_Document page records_
····················

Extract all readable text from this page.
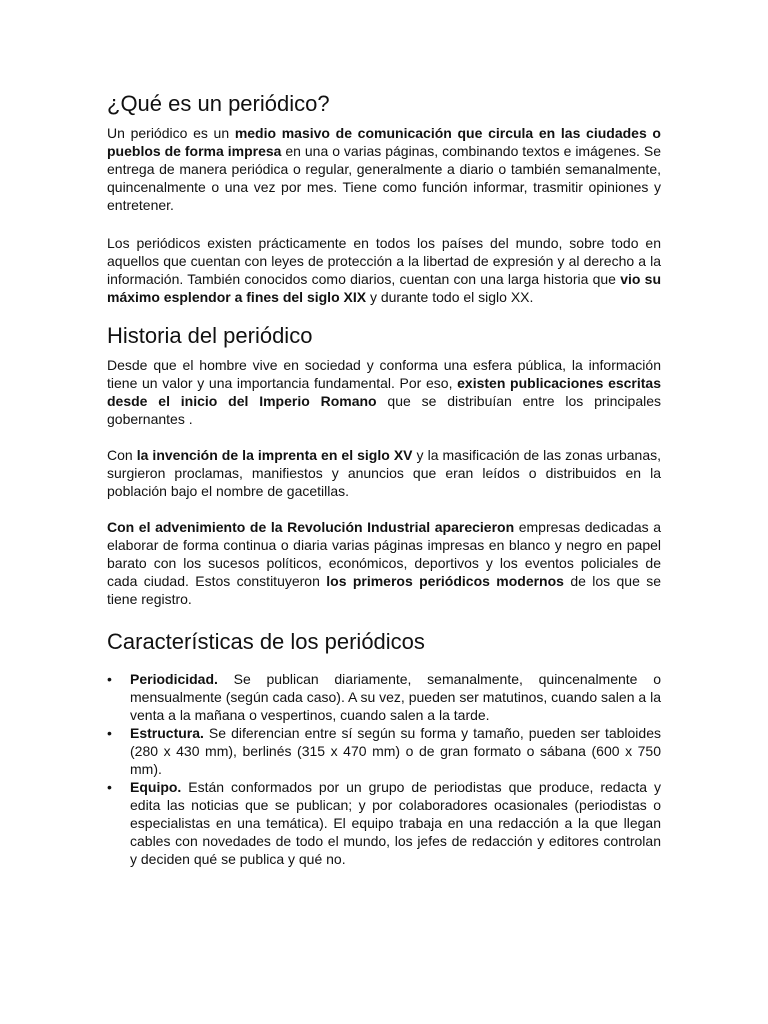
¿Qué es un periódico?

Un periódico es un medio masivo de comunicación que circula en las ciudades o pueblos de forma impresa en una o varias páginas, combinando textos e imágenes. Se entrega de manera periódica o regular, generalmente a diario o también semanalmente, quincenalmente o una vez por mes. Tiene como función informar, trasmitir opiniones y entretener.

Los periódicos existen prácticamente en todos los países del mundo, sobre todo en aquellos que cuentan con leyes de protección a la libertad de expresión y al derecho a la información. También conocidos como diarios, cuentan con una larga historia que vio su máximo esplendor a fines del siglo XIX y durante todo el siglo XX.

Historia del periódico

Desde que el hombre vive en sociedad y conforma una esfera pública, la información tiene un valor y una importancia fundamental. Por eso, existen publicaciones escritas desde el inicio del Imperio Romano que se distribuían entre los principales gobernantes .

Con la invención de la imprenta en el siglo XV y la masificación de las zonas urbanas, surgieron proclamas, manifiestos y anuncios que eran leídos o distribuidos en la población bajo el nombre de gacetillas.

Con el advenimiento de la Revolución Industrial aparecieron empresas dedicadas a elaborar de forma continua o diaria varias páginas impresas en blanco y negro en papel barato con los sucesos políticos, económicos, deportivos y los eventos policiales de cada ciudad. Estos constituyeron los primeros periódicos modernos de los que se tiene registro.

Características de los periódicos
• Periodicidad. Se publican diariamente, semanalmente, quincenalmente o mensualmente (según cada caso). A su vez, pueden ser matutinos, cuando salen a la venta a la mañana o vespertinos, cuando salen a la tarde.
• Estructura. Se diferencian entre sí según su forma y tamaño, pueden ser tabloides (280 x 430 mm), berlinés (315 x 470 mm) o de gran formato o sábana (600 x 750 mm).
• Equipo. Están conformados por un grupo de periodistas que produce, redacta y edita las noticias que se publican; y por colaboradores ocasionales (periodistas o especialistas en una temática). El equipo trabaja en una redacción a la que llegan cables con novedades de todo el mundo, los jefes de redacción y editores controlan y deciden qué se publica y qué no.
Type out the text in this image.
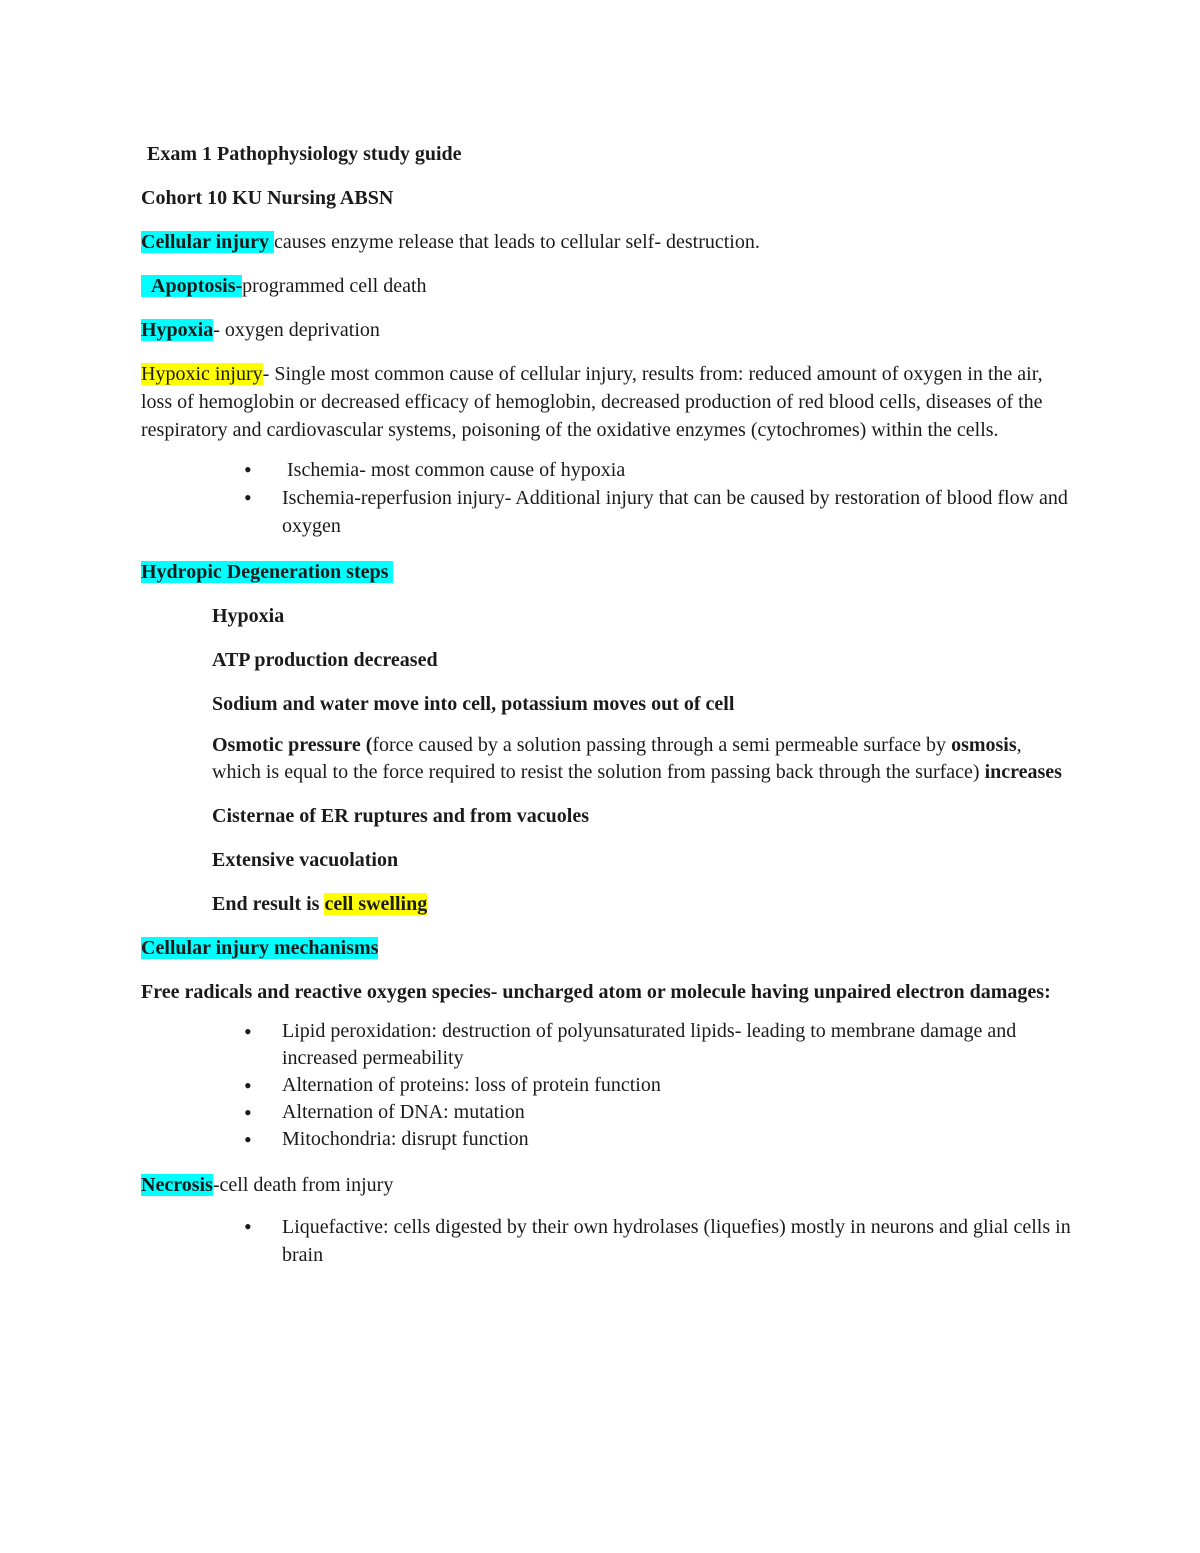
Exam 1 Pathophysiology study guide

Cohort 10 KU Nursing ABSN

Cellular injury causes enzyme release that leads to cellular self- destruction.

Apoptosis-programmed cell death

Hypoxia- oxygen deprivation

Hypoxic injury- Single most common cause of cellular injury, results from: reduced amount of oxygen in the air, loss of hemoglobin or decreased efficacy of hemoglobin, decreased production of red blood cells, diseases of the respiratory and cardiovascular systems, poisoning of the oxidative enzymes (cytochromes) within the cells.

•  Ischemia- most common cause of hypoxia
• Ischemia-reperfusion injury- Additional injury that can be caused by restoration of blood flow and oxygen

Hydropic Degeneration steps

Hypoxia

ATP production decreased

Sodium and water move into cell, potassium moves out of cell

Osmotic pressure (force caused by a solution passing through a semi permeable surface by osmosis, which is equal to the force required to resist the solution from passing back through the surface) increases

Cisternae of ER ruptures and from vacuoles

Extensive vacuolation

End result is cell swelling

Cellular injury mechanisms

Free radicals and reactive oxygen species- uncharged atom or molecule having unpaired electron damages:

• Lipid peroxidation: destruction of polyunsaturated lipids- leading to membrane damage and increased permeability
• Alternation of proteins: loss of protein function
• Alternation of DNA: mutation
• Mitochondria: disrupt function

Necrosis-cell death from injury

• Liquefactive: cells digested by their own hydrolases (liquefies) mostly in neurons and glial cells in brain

····················

_What you need to do_
Copy every line where the word "that" is present in the entries above.

_Solution to the exercise_
Cellular injury causes enzyme release that leads to cellular self- destruction.
• Ischemia-reperfusion injury- Additional injury that can be caused by restoration of blood flow and oxygen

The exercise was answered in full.